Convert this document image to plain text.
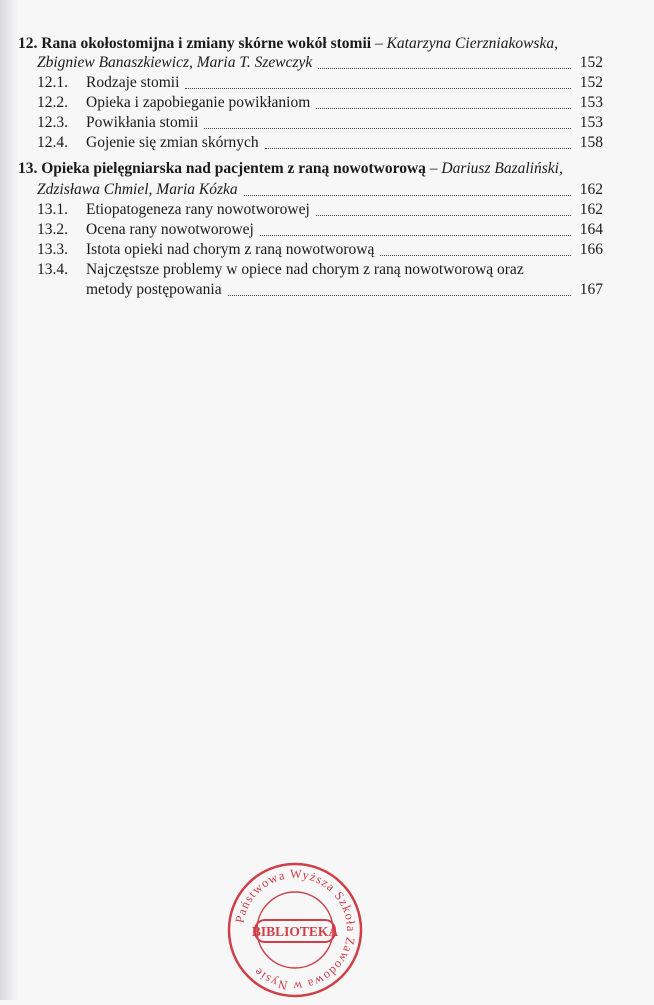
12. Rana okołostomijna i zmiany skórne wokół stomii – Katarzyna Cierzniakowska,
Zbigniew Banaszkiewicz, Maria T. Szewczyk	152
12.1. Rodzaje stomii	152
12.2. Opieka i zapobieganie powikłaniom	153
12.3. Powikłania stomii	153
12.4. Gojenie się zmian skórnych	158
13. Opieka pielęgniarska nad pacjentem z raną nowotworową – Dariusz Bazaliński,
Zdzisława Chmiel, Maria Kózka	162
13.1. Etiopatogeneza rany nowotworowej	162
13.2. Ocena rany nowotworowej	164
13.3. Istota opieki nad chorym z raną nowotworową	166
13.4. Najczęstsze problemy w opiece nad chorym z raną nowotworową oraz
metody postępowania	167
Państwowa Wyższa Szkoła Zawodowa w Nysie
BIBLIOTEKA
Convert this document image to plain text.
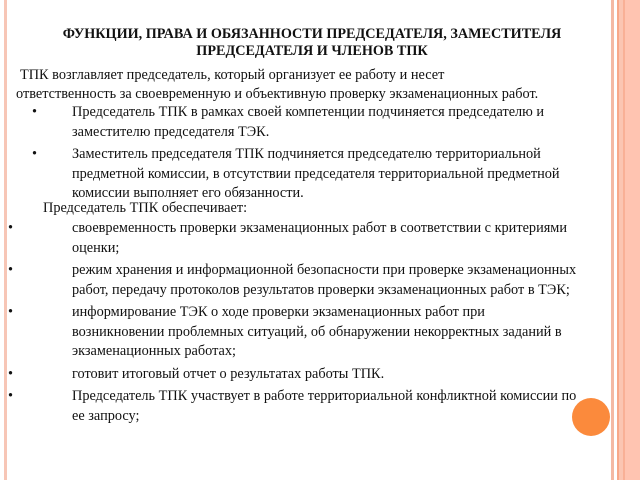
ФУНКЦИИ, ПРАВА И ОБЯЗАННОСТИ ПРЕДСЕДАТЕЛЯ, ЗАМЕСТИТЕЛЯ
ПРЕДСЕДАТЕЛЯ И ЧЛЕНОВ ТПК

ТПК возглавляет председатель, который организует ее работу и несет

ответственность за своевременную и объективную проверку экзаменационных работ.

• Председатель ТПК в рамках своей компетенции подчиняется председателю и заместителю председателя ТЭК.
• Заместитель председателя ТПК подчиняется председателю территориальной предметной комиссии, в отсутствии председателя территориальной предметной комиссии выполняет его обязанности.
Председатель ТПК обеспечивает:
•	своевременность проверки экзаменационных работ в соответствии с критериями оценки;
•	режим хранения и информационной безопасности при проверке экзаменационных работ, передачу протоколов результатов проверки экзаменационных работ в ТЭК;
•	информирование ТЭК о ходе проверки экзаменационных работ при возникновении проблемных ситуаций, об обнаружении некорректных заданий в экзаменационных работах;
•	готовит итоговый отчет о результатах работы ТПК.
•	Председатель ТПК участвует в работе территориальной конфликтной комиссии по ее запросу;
********************
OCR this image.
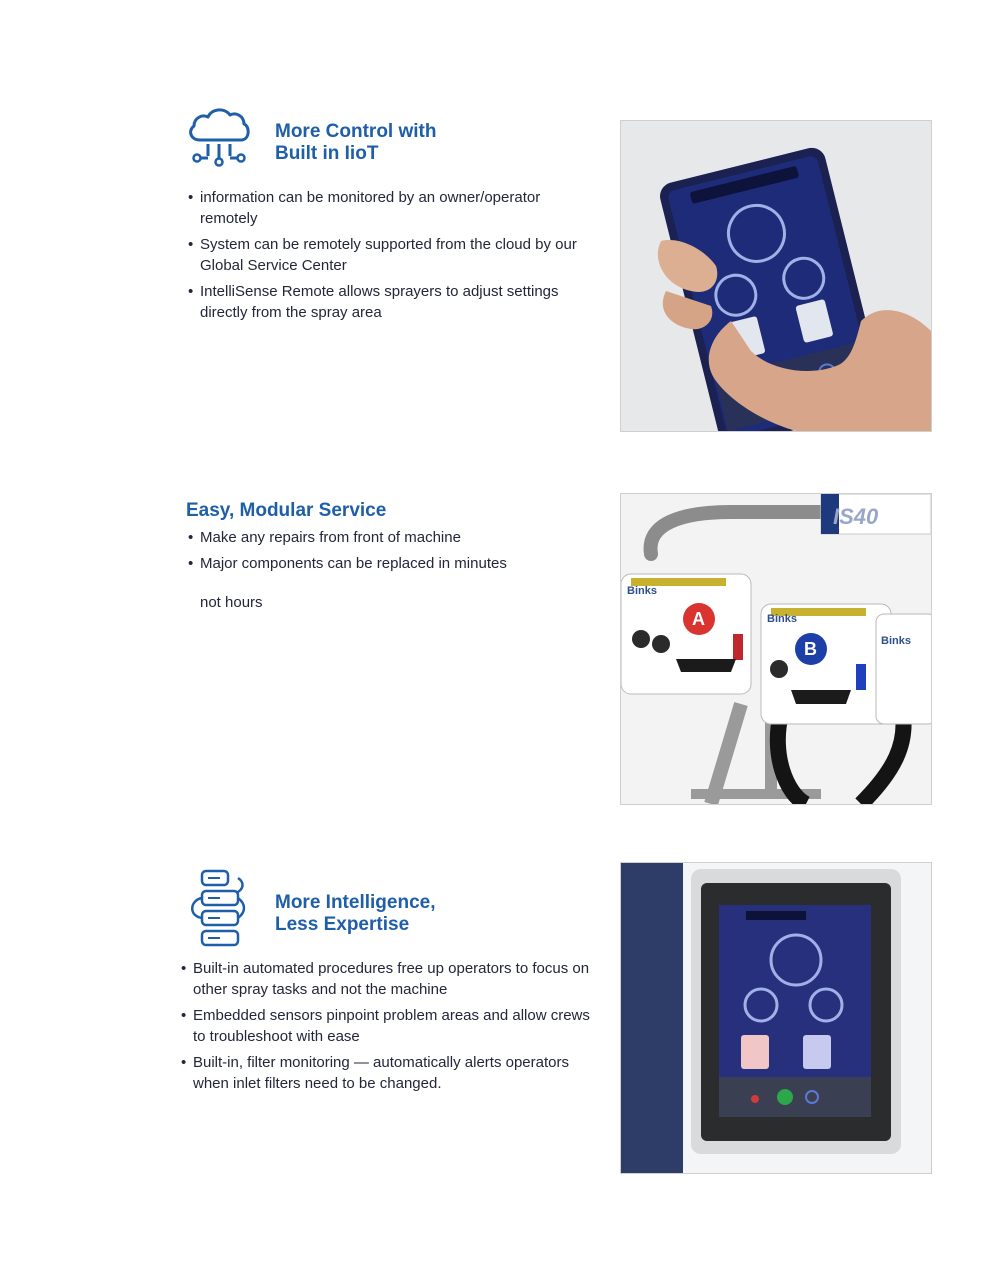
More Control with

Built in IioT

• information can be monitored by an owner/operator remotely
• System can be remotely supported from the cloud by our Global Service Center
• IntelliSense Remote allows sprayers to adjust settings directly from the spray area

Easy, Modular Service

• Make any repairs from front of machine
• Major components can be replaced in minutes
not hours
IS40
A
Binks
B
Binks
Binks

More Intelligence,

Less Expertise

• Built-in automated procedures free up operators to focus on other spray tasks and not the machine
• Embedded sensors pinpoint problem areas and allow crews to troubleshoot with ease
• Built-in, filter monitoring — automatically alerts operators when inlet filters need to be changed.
********************
▶ What you should do:
Reproduce each line of the entries in which the word "chorym" is found.

▶ Result for this task:
13.3. Istota opieki nad chorym z raną nowotworową	166
13.4. Najczęstsze problemy w opiece nad chorym z raną nowotworową oraz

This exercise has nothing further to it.